Stored dataset items

## Begin

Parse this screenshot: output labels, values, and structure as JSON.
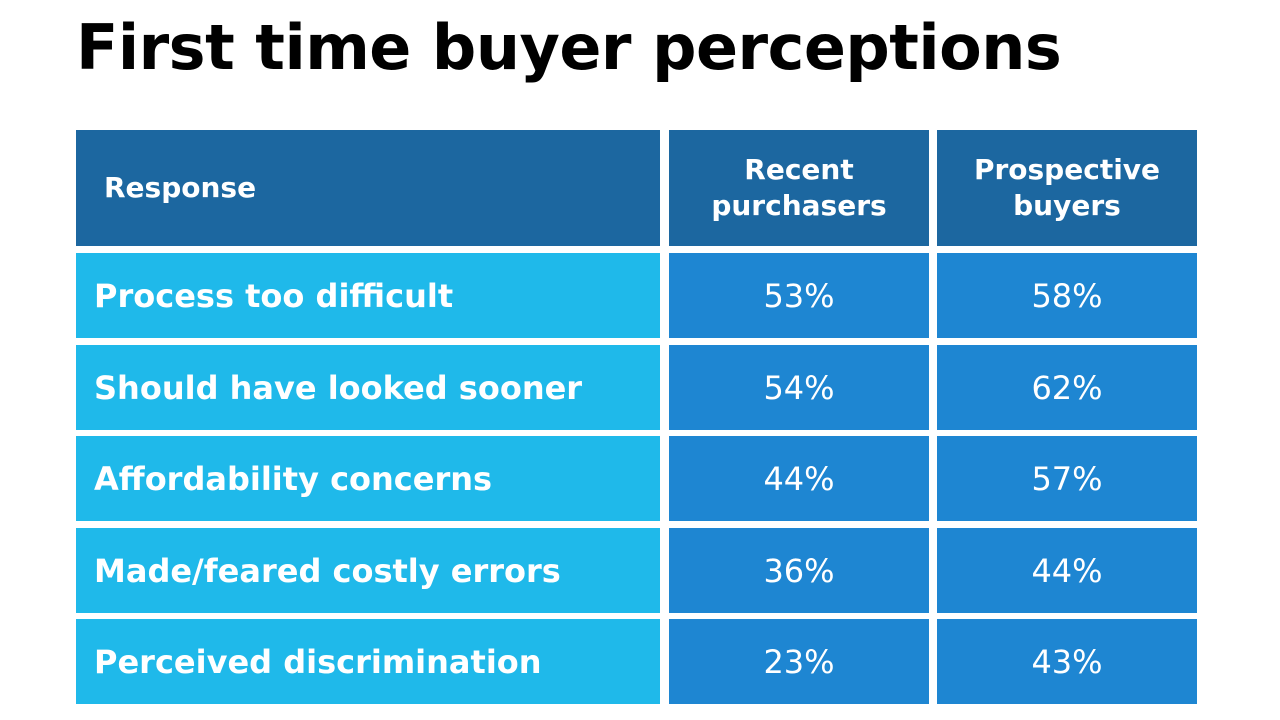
{
  "title": "First time buyer perceptions",
  "colors": {
    "header_bg": "#1c67a0",
    "label_bg": "#1fb9ea",
    "value_bg": "#1e86d2",
    "text": "#ffffff"
  },
  "chart_data": {
    "type": "table",
    "columns": [
      "Response",
      "Recent purchasers",
      "Prospective buyers"
    ],
    "column_header_lines": [
      [
        "Response"
      ],
      [
        "Recent",
        "purchasers"
      ],
      [
        "Prospective",
        "buyers"
      ]
    ],
    "rows": [
      {
        "label": "Process too difficult",
        "values": [
          "53%",
          "58%"
        ]
      },
      {
        "label": "Should have looked sooner",
        "values": [
          "54%",
          "62%"
        ]
      },
      {
        "label": "Affordability concerns",
        "values": [
          "44%",
          "57%"
        ]
      },
      {
        "label": "Made/feared costly errors",
        "values": [
          "36%",
          "44%"
        ]
      },
      {
        "label": "Perceived discrimination",
        "values": [
          "23%",
          "43%"
        ]
      }
    ]
  }
}
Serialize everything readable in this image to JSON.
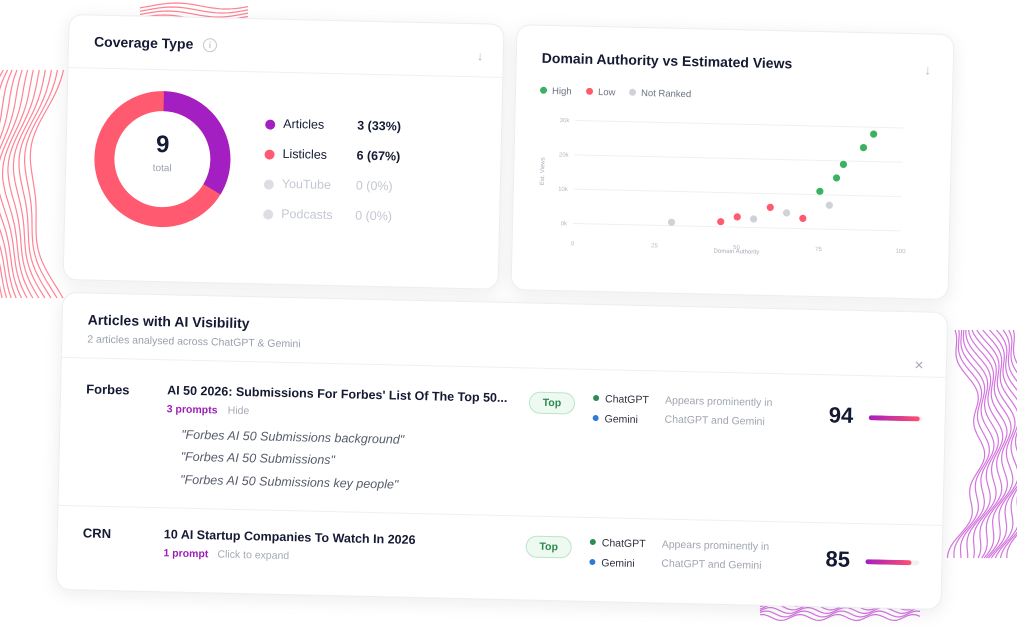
{
  "colors": {
    "purple": "#a31fc2",
    "coral": "#ff5a70",
    "green": "#3cb15f",
    "grey": "#cfd2d8",
    "navy": "#141a33"
  },
  "coverage": {
    "title": "Coverage Type",
    "info_icon": "info-icon",
    "download_icon": "arrow-down-icon",
    "total": "9",
    "total_label": "total",
    "legend": [
      {
        "label": "Articles",
        "value": "3 (33%)",
        "color": "#a31fc2",
        "share": 0.333
      },
      {
        "label": "Listicles",
        "value": "6 (67%)",
        "color": "#ff5a70",
        "share": 0.667
      },
      {
        "label": "YouTube",
        "value": "0 (0%)",
        "color": "#dcdee3",
        "share": 0
      },
      {
        "label": "Podcasts",
        "value": "0 (0%)",
        "color": "#dcdee3",
        "share": 0
      }
    ]
  },
  "scatter": {
    "title": "Domain Authority vs Estimated Views",
    "download_icon": "arrow-down-icon",
    "legend": [
      {
        "label": "High",
        "color": "#3cb15f"
      },
      {
        "label": "Low",
        "color": "#ff5a70"
      },
      {
        "label": "Not Ranked",
        "color": "#cfd2d8"
      }
    ]
  },
  "chart_data": {
    "type": "scatter",
    "xlabel": "Domain Authority",
    "ylabel": "Est. Views",
    "xlim": [
      0,
      100
    ],
    "ylim": [
      0,
      30000
    ],
    "x_ticks": [
      "0",
      "25",
      "50",
      "75",
      "100"
    ],
    "y_ticks": [
      "0k",
      "10k",
      "20k",
      "30k"
    ],
    "grid": true,
    "series": [
      {
        "name": "High",
        "color": "#3cb15f",
        "x": [
          75,
          80,
          82,
          88,
          91
        ],
        "y": [
          11000,
          15000,
          19000,
          24000,
          28000
        ]
      },
      {
        "name": "Low",
        "color": "#ff5a70",
        "x": [
          45,
          50,
          60,
          70
        ],
        "y": [
          1500,
          3000,
          6000,
          3000
        ]
      },
      {
        "name": "Not Ranked",
        "color": "#cfd2d8",
        "x": [
          30,
          55,
          65,
          78
        ],
        "y": [
          1000,
          2500,
          4500,
          7000
        ]
      }
    ]
  },
  "articles": {
    "title": "Articles with AI Visibility",
    "subtitle": "2 articles analysed across ChatGPT & Gemini",
    "close_icon": "close-icon",
    "rows": [
      {
        "source": "Forbes",
        "title": "AI 50 2026: Submissions For Forbes' List Of The Top 50...",
        "prompts_label": "3 prompts",
        "toggle_label": "Hide",
        "prompts": [
          "\"Forbes AI 50 Submissions background\"",
          "\"Forbes AI 50 Submissions\"",
          "\"Forbes AI 50 Submissions key people\""
        ],
        "badge": "Top",
        "engines": [
          "ChatGPT",
          "Gemini"
        ],
        "description": "Appears prominently in ChatGPT and Gemini",
        "score": "94",
        "score_fraction": 0.94
      },
      {
        "source": "CRN",
        "title": "10 AI Startup Companies To Watch In 2026",
        "prompts_label": "1 prompt",
        "toggle_label": "Click to expand",
        "prompts": [],
        "badge": "Top",
        "engines": [
          "ChatGPT",
          "Gemini"
        ],
        "description": "Appears prominently in ChatGPT and Gemini",
        "score": "85",
        "score_fraction": 0.85
      }
    ]
  }
}
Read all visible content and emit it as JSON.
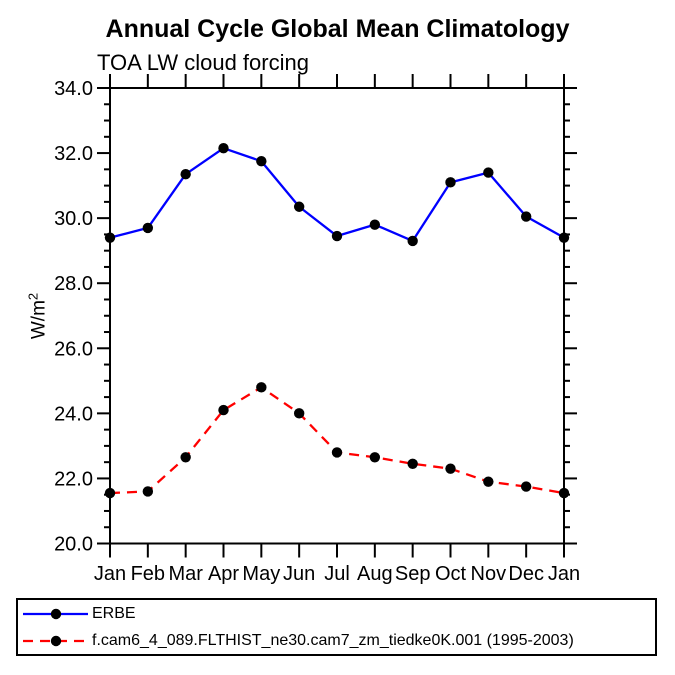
{
  "chart_data": {
    "type": "line",
    "title": "Annual Cycle Global Mean Climatology",
    "subtitle": "TOA LW cloud forcing",
    "ylabel_base": "W/m",
    "ylabel_sup": "2",
    "categories": [
      "Jan",
      "Feb",
      "Mar",
      "Apr",
      "May",
      "Jun",
      "Jul",
      "Aug",
      "Sep",
      "Oct",
      "Nov",
      "Dec",
      "Jan"
    ],
    "series": [
      {
        "name": "ERBE",
        "color": "#0000ff",
        "style": "solid",
        "marker": "circle",
        "marker_color": "#000000",
        "values": [
          29.4,
          29.7,
          31.35,
          32.15,
          31.75,
          30.35,
          29.45,
          29.8,
          29.3,
          31.1,
          31.4,
          30.05,
          29.4
        ]
      },
      {
        "name": "f.cam6_4_089.FLTHIST_ne30.cam7_zm_tiedke0K.001 (1995-2003)",
        "color": "#ff0000",
        "style": "dashed",
        "marker": "circle",
        "marker_color": "#000000",
        "values": [
          21.55,
          21.6,
          22.65,
          24.1,
          24.8,
          24.0,
          22.8,
          22.65,
          22.45,
          22.3,
          21.9,
          21.75,
          21.55
        ]
      }
    ],
    "ylim": [
      20,
      34
    ],
    "y_major_step": 2,
    "y_minor_step": 0.5,
    "y_tick_labels": [
      "20.0",
      "22.0",
      "24.0",
      "26.0",
      "28.0",
      "30.0",
      "32.0",
      "34.0"
    ],
    "grid": false,
    "legend_position": "bottom-left-box",
    "axis_color": "#000000"
  }
}
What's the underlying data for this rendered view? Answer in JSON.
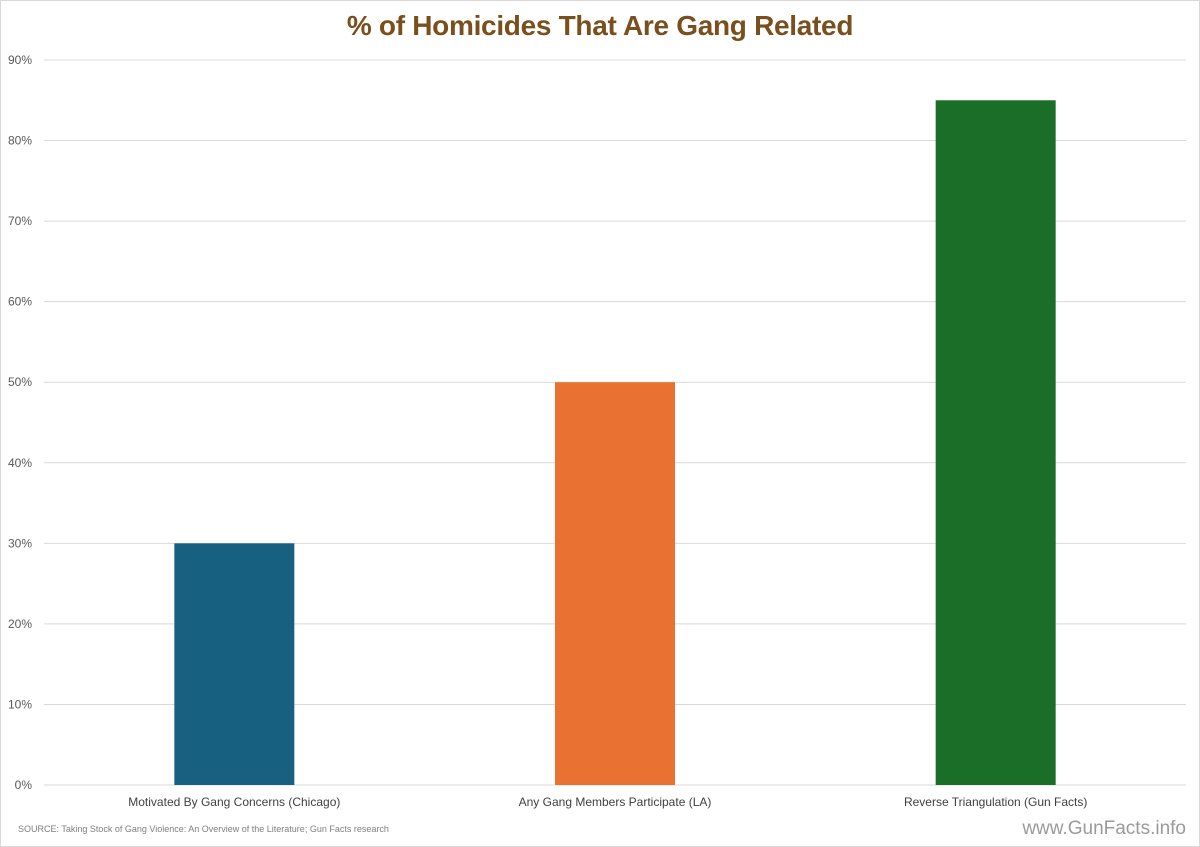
{
  "chart_data": {
    "type": "bar",
    "title": "% of Homicides That Are Gang Related",
    "categories": [
      "Motivated By Gang Concerns (Chicago)",
      "Any Gang Members Participate (LA)",
      "Reverse Triangulation (Gun Facts)"
    ],
    "values": [
      30,
      50,
      85
    ],
    "colors": [
      "#17607f",
      "#e97132",
      "#1a6e27"
    ],
    "ylim": [
      0,
      90
    ],
    "yticks": [
      "0%",
      "10%",
      "20%",
      "30%",
      "40%",
      "50%",
      "60%",
      "70%",
      "80%",
      "90%"
    ],
    "grid": true,
    "legend": "none"
  },
  "footer": {
    "source": "SOURCE: Taking Stock of Gang Violence: An Overview of the Literature; Gun Facts research",
    "watermark": "www.GunFacts.info"
  }
}
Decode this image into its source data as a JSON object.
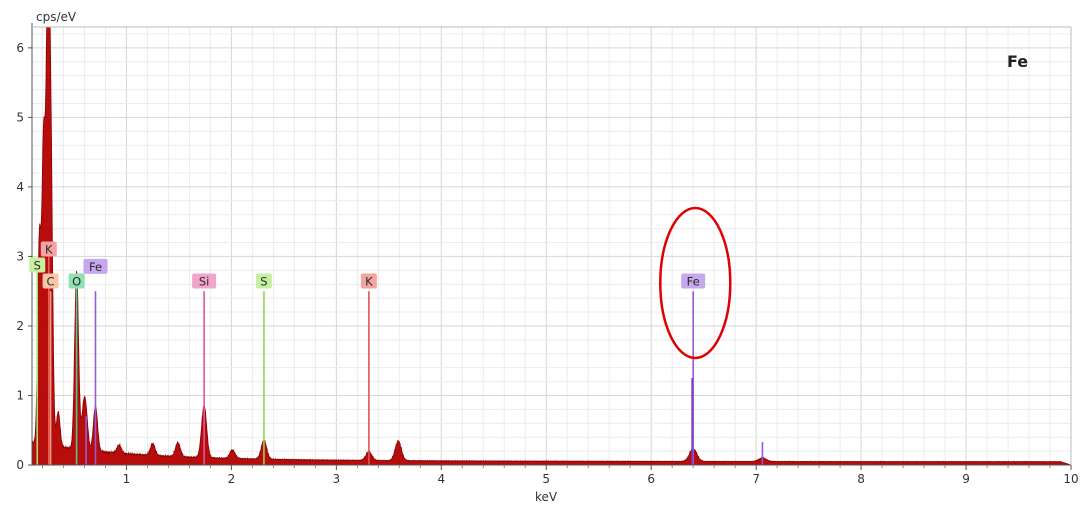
{
  "chart_data": {
    "type": "line",
    "xlabel": "keV",
    "ylabel": "cps/eV",
    "corner_label": "Fe",
    "xlim": [
      0.1,
      10
    ],
    "ylim": [
      0,
      6.3
    ],
    "x_ticks": [
      1,
      2,
      3,
      4,
      5,
      6,
      7,
      8,
      9,
      10
    ],
    "y_ticks": [
      0,
      1,
      2,
      3,
      4,
      5,
      6
    ],
    "grid": true,
    "spectrum_color": "#b30000",
    "series": [
      {
        "peaks": [
          {
            "x": 0.17,
            "y": 2.9
          },
          {
            "x": 0.21,
            "y": 4.2
          },
          {
            "x": 0.25,
            "y": 6.25
          },
          {
            "x": 0.28,
            "y": 4.0
          },
          {
            "x": 0.35,
            "y": 0.5
          },
          {
            "x": 0.525,
            "y": 2.55
          },
          {
            "x": 0.59,
            "y": 0.5
          },
          {
            "x": 0.615,
            "y": 0.45
          },
          {
            "x": 0.705,
            "y": 0.65
          },
          {
            "x": 0.93,
            "y": 0.12
          },
          {
            "x": 1.25,
            "y": 0.17
          },
          {
            "x": 1.49,
            "y": 0.2
          },
          {
            "x": 1.74,
            "y": 0.75
          },
          {
            "x": 2.01,
            "y": 0.12
          },
          {
            "x": 2.31,
            "y": 0.27
          },
          {
            "x": 3.31,
            "y": 0.12
          },
          {
            "x": 3.59,
            "y": 0.28
          },
          {
            "x": 6.4,
            "y": 0.18
          },
          {
            "x": 7.06,
            "y": 0.05
          }
        ]
      }
    ],
    "marker_lines": [
      {
        "label": "S",
        "energy": 0.15,
        "height": 2.8,
        "color": "#a6e06f",
        "label_y": 2.87
      },
      {
        "label": "K",
        "energy": 0.26,
        "height": 3.1,
        "color": "#e85c5c",
        "label_y": 3.1
      },
      {
        "label": "C",
        "energy": 0.277,
        "height": 2.5,
        "color": "#f0a37b",
        "label_y": 2.64
      },
      {
        "label": "O",
        "energy": 0.525,
        "height": 2.55,
        "color": "#53c788",
        "label_y": 2.64
      },
      {
        "label": "Fe",
        "energy": 0.705,
        "height": 2.5,
        "color": "#9a58d6",
        "label_y": 2.85
      },
      {
        "label": "Fe",
        "energy": 0.615,
        "height": 0.7,
        "color": "#9a58d6"
      },
      {
        "label": "Si",
        "energy": 1.74,
        "height": 2.5,
        "color": "#e0569c",
        "label_y": 2.64
      },
      {
        "label": "S",
        "energy": 2.31,
        "height": 2.5,
        "color": "#8ed65c",
        "label_y": 2.64
      },
      {
        "label": "K",
        "energy": 3.31,
        "height": 2.5,
        "color": "#e25555",
        "label_y": 2.64
      },
      {
        "label": "Fe",
        "energy": 6.4,
        "height": 2.5,
        "color": "#9a58d6",
        "label_y": 2.64
      },
      {
        "label": "Fe",
        "energy": 6.39,
        "height": 1.25,
        "color": "#7a3cc0"
      },
      {
        "label": "Fe",
        "energy": 7.06,
        "height": 0.33,
        "color": "#9a58d6"
      }
    ],
    "label_colors": {
      "S": "#c6f0a0",
      "K": "#f5a3a3",
      "C": "#f7c7a6",
      "O": "#8fe0b5",
      "Fe": "#c7a7ee",
      "Si": "#f2a5cc"
    },
    "highlight": {
      "type": "ellipse",
      "target": "Fe",
      "energy": 6.42,
      "color": "#e00000"
    }
  }
}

## End

Exercise requirements: Copy out all lines where the word "Domain" appears.

Solution to the problem:
    "title": "Domain Authority vs Estimated Views",
    "xlabel": "Domain Authority",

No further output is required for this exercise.